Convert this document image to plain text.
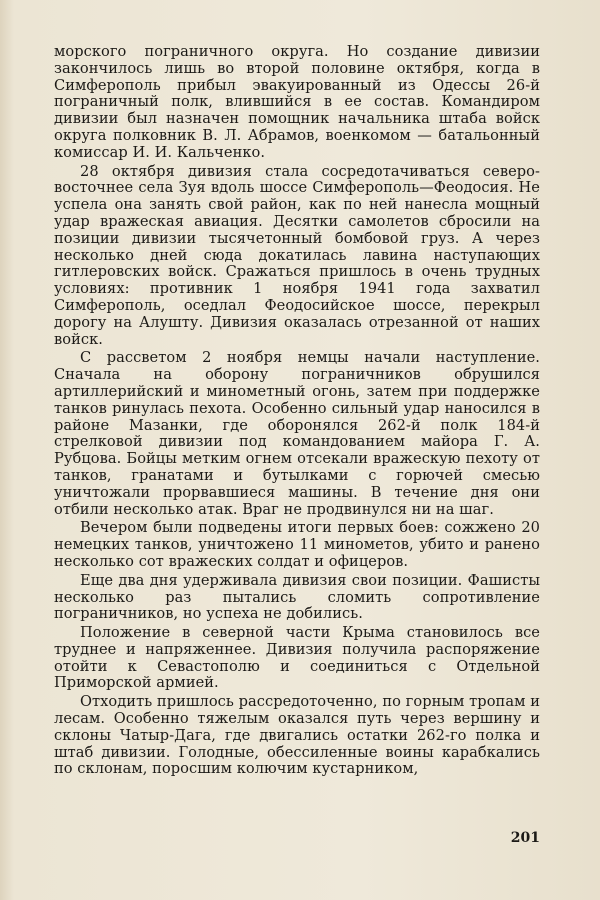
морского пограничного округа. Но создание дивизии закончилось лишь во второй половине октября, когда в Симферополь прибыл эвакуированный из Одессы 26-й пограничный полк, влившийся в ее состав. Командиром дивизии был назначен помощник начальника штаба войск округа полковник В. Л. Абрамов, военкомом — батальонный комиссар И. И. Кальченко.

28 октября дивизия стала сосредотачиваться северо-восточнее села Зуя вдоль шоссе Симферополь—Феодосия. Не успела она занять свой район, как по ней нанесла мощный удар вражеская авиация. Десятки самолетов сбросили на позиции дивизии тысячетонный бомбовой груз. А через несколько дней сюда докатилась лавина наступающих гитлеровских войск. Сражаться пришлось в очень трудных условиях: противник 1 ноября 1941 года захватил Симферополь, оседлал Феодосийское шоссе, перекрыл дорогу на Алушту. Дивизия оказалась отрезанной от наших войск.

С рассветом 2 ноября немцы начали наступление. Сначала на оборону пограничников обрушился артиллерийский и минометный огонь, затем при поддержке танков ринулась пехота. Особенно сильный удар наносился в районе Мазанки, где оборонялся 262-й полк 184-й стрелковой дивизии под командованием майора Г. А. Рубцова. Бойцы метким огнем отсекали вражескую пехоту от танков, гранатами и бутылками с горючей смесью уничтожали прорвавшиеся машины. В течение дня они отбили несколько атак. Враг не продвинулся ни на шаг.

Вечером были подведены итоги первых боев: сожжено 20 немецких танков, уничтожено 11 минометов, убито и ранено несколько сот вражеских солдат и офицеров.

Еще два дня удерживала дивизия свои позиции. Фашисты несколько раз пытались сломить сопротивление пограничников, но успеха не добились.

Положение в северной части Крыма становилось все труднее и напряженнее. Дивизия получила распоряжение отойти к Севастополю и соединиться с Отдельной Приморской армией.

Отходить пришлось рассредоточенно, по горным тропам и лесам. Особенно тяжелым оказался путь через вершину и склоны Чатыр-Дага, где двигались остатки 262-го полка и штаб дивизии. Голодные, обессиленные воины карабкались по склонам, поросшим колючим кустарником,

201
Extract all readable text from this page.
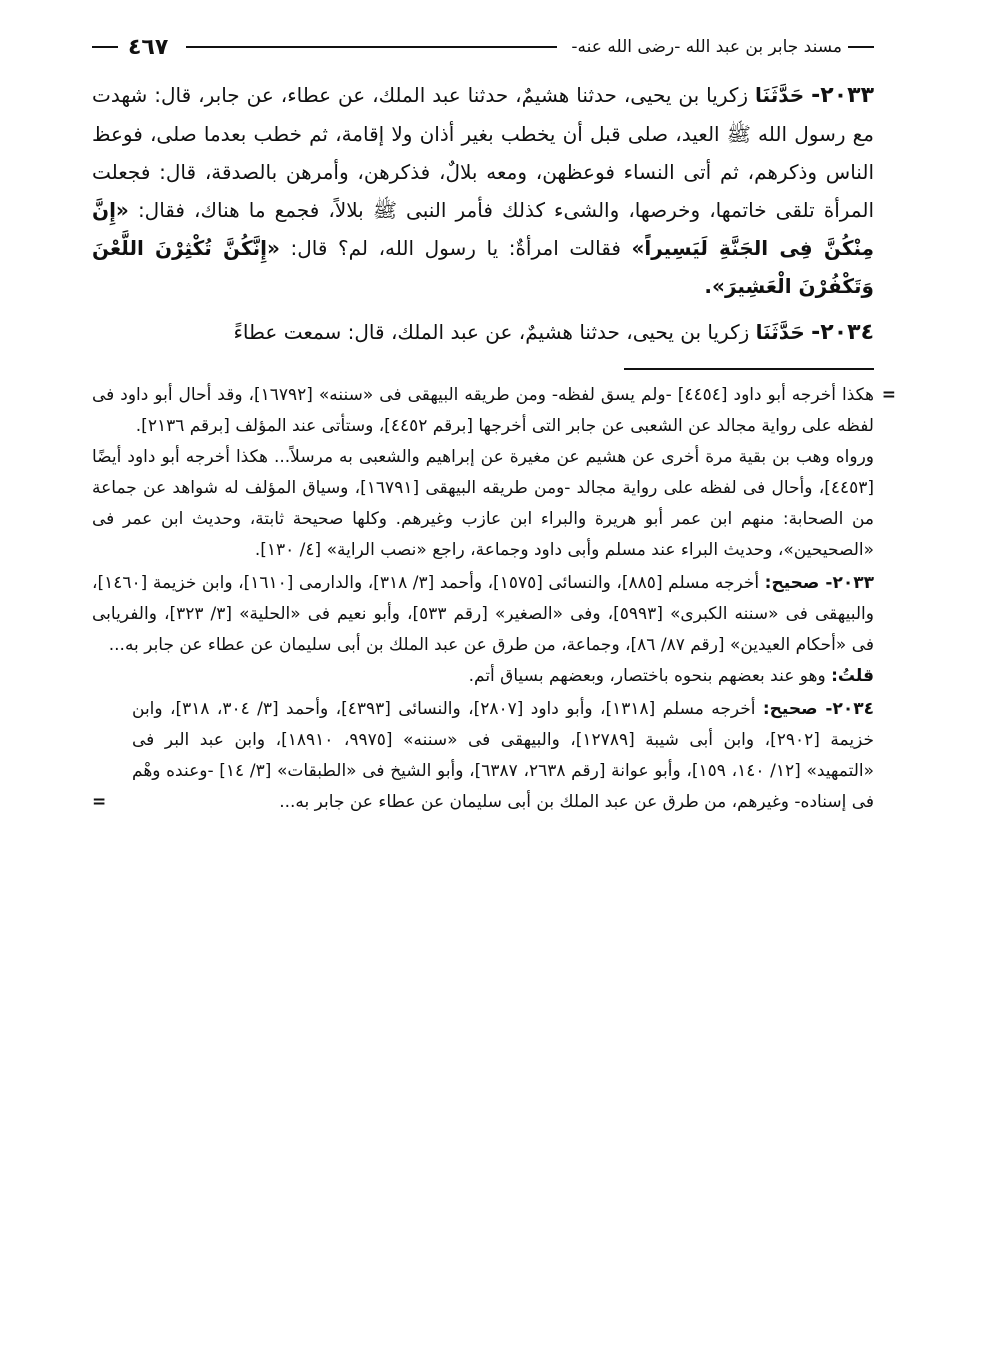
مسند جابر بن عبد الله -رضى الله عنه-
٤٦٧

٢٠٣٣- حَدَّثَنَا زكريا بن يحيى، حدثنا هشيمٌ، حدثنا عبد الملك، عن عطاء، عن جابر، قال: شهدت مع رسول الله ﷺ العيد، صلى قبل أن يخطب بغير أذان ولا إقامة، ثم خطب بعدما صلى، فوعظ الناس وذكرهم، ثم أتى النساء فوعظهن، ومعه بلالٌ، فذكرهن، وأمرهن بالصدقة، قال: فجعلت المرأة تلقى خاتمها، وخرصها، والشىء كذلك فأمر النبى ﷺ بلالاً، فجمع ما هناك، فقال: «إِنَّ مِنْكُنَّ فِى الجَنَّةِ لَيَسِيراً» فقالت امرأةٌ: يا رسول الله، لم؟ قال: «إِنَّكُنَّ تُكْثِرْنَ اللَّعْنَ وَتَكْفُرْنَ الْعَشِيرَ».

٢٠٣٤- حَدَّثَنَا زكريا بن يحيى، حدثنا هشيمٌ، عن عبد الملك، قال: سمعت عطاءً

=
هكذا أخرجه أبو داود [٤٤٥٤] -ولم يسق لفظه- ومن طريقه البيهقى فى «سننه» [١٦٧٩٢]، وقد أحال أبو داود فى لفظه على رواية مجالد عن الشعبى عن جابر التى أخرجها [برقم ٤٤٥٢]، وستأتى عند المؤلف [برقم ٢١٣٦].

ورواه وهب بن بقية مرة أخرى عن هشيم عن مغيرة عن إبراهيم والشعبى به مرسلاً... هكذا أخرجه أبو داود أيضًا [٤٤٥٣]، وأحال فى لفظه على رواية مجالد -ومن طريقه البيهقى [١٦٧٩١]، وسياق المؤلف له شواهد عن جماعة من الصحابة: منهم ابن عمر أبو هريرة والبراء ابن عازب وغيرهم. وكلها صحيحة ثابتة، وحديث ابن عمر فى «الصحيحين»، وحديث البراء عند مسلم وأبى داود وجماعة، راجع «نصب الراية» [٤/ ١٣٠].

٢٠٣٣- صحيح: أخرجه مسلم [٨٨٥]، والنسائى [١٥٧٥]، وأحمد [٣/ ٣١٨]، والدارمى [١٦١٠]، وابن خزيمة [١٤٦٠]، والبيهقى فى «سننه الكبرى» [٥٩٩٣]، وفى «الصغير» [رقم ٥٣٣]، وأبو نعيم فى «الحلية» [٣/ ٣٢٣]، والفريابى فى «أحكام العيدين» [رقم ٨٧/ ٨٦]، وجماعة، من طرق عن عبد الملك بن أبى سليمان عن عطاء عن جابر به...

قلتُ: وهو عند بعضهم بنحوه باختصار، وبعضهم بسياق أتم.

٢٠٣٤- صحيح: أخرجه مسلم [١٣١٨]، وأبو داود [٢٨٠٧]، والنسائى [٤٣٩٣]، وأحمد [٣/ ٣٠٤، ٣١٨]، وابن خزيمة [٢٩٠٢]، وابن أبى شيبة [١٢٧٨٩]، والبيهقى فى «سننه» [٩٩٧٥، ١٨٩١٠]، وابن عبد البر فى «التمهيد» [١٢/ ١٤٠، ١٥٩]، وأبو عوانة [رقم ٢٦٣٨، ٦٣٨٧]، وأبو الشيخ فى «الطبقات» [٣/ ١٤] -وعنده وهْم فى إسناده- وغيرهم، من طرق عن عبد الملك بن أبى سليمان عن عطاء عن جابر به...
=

+++

- [EXERCISE AIM]: Extract every line of the records above that contains the word "this".

- [WORKED SOLUTION]:
Convert this document image to plain text.
Extract all readable text from this page.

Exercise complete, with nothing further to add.